◆ What this task involves ◆
Write out all of the data without omission, exactly as shown.

─── Records shown ───

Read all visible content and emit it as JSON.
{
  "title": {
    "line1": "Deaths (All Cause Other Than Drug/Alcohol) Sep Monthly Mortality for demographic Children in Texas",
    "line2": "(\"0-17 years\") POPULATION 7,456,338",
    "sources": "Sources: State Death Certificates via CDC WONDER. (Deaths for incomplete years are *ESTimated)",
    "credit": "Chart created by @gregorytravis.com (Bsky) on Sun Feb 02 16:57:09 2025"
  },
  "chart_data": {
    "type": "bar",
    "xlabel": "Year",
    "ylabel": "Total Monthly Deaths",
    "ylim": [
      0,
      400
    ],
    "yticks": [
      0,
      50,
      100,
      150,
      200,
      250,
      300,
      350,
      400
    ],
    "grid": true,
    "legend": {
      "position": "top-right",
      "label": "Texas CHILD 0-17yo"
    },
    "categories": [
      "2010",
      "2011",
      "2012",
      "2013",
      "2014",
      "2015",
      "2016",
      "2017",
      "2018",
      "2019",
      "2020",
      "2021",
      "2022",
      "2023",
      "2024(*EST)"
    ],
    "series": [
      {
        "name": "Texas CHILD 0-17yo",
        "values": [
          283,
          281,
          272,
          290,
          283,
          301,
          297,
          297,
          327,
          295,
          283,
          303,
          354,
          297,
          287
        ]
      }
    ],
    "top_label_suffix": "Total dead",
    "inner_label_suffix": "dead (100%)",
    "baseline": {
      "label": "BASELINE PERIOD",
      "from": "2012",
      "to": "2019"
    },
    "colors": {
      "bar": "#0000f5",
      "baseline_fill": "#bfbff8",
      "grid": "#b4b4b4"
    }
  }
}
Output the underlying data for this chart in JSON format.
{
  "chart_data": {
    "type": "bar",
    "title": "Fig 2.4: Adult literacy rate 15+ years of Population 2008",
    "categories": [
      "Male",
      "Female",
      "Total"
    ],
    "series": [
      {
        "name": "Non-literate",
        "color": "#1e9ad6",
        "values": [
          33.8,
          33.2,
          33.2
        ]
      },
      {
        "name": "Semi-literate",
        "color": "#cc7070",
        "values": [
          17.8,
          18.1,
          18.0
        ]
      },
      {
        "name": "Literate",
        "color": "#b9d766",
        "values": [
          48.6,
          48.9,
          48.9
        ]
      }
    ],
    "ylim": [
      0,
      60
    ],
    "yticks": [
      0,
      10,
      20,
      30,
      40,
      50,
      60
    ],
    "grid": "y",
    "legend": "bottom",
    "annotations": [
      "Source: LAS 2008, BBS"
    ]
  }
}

───

◆ Response below ◆
Read all visible content and emit it as JSON.
{
  "title": {
    "line1": "Deaths (All Cause Other Than Drug/Alcohol) Sep Monthly Mortality for demographic Children in Texas",
    "line2": "(\"0-17 years\") POPULATION 7,456,338",
    "sources": "Sources: State Death Certificates via CDC WONDER. (Deaths for incomplete years are *ESTimated)",
    "credit": "Chart created by @gregorytravis.com (Bsky) on Sun Feb 02 16:57:09 2025"
  },
  "chart_data": {
    "type": "bar",
    "xlabel": "Year",
    "ylabel": "Total Monthly Deaths",
    "ylim": [
      0,
      400
    ],
    "yticks": [
      0,
      50,
      100,
      150,
      200,
      250,
      300,
      350,
      400
    ],
    "grid": true,
    "legend": {
      "position": "top-right",
      "label": "Texas CHILD 0-17yo"
    },
    "categories": [
      "2010",
      "2011",
      "2012",
      "2013",
      "2014",
      "2015",
      "2016",
      "2017",
      "2018",
      "2019",
      "2020",
      "2021",
      "2022",
      "2023",
      "2024(*EST)"
    ],
    "series": [
      {
        "name": "Texas CHILD 0-17yo",
        "values": [
          283,
          281,
          272,
          290,
          283,
          301,
          297,
          297,
          327,
          295,
          283,
          303,
          354,
          297,
          287
        ]
      }
    ],
    "top_label_suffix": "Total dead",
    "inner_label_suffix": "dead (100%)",
    "baseline": {
      "label": "BASELINE PERIOD",
      "from": "2012",
      "to": "2019"
    },
    "colors": {
      "bar": "#0000f5",
      "baseline_fill": "#bfbff8",
      "grid": "#b4b4b4"
    }
  }
}
Output the underlying data for this chart in JSON format.
{
  "chart_data": {
    "type": "bar",
    "title": "Fig 2.4: Adult literacy rate 15+ years of Population 2008",
    "categories": [
      "Male",
      "Female",
      "Total"
    ],
    "series": [
      {
        "name": "Non-literate",
        "color": "#1e9ad6",
        "values": [
          33.8,
          33.2,
          33.2
        ]
      },
      {
        "name": "Semi-literate",
        "color": "#cc7070",
        "values": [
          17.8,
          18.1,
          18.0
        ]
      },
      {
        "name": "Literate",
        "color": "#b9d766",
        "values": [
          48.6,
          48.9,
          48.9
        ]
      }
    ],
    "ylim": [
      0,
      60
    ],
    "yticks": [
      0,
      10,
      20,
      30,
      40,
      50,
      60
    ],
    "grid": "y",
    "legend": "bottom",
    "annotations": [
      "Source: LAS 2008, BBS"
    ]
  }
}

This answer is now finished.